## Data excerpts
+ + + + +

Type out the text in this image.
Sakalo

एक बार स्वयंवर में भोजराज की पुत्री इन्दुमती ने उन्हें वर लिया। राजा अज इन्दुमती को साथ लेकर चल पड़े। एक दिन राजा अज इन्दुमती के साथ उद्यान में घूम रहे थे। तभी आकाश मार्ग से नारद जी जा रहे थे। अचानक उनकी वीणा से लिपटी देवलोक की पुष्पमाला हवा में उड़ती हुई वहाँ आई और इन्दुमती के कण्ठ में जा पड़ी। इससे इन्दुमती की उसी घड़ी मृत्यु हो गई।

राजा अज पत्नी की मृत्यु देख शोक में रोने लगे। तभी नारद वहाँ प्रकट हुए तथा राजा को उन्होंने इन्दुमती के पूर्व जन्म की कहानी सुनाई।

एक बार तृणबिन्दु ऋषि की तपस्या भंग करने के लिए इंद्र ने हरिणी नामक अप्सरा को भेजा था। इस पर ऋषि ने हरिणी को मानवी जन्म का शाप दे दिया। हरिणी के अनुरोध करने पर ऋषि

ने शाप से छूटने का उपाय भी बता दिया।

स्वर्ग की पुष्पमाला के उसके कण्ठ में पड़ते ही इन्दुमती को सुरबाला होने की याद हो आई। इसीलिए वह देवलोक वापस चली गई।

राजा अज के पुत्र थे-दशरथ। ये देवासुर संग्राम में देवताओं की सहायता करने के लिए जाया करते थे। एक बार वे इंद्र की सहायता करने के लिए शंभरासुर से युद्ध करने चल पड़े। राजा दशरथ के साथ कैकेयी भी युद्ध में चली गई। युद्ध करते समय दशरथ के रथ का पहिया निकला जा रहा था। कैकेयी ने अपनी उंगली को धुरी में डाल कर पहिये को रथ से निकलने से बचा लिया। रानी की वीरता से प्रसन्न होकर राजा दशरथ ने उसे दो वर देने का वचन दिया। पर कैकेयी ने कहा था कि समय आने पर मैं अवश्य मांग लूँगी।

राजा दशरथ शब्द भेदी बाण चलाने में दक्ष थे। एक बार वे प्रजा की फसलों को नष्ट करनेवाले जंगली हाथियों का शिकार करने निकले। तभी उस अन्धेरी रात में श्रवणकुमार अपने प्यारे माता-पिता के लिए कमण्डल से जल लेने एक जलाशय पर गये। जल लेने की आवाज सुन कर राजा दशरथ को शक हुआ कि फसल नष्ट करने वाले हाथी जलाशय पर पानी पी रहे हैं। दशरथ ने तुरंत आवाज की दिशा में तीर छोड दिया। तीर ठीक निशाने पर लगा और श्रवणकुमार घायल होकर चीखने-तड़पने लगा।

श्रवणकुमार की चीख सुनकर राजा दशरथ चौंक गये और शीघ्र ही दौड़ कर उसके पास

+ + + + +

## OBJECTIVE
Print the listing above in full, exactly as it is.

## TASK RESULT
Type out the text in this image.
Sakalo

एक बार स्वयंवर में भोजराज की पुत्री इन्दुमती ने उन्हें वर लिया। राजा अज इन्दुमती को साथ लेकर चल पड़े। एक दिन राजा अज इन्दुमती के साथ उद्यान में घूम रहे थे। तभी आकाश मार्ग से नारद जी जा रहे थे। अचानक उनकी वीणा से लिपटी देवलोक की पुष्पमाला हवा में उड़ती हुई वहाँ आई और इन्दुमती के कण्ठ में जा पड़ी। इससे इन्दुमती की उसी घड़ी मृत्यु हो गई।

राजा अज पत्नी की मृत्यु देख शोक में रोने लगे। तभी नारद वहाँ प्रकट हुए तथा राजा को उन्होंने इन्दुमती के पूर्व जन्म की कहानी सुनाई।

एक बार तृणबिन्दु ऋषि की तपस्या भंग करने के लिए इंद्र ने हरिणी नामक अप्सरा को भेजा था। इस पर ऋषि ने हरिणी को मानवी जन्म का शाप दे दिया। हरिणी के अनुरोध करने पर ऋषि

ने शाप से छूटने का उपाय भी बता दिया।

स्वर्ग की पुष्पमाला के उसके कण्ठ में पड़ते ही इन्दुमती को सुरबाला होने की याद हो आई। इसीलिए वह देवलोक वापस चली गई।

राजा अज के पुत्र थे-दशरथ। ये देवासुर संग्राम में देवताओं की सहायता करने के लिए जाया करते थे। एक बार वे इंद्र की सहायता करने के लिए शंभरासुर से युद्ध करने चल पड़े। राजा दशरथ के साथ कैकेयी भी युद्ध में चली गई। युद्ध करते समय दशरथ के रथ का पहिया निकला जा रहा था। कैकेयी ने अपनी उंगली को धुरी में डाल कर पहिये को रथ से निकलने से बचा लिया। रानी की वीरता से प्रसन्न होकर राजा दशरथ ने उसे दो वर देने का वचन दिया। पर कैकेयी ने कहा था कि समय आने पर मैं अवश्य मांग लूँगी।

राजा दशरथ शब्द भेदी बाण चलाने में दक्ष थे। एक बार वे प्रजा की फसलों को नष्ट करनेवाले जंगली हाथियों का शिकार करने निकले। तभी उस अन्धेरी रात में श्रवणकुमार अपने प्यारे माता-पिता के लिए कमण्डल से जल लेने एक जलाशय पर गये। जल लेने की आवाज सुन कर राजा दशरथ को शक हुआ कि फसल नष्ट करने वाले हाथी जलाशय पर पानी पी रहे हैं। दशरथ ने तुरंत आवाज की दिशा में तीर छोड दिया। तीर ठीक निशाने पर लगा और श्रवणकुमार घायल होकर चीखने-तड़पने लगा।

श्रवणकुमार की चीख सुनकर राजा दशरथ चौंक गये और शीघ्र ही दौड़ कर उसके पास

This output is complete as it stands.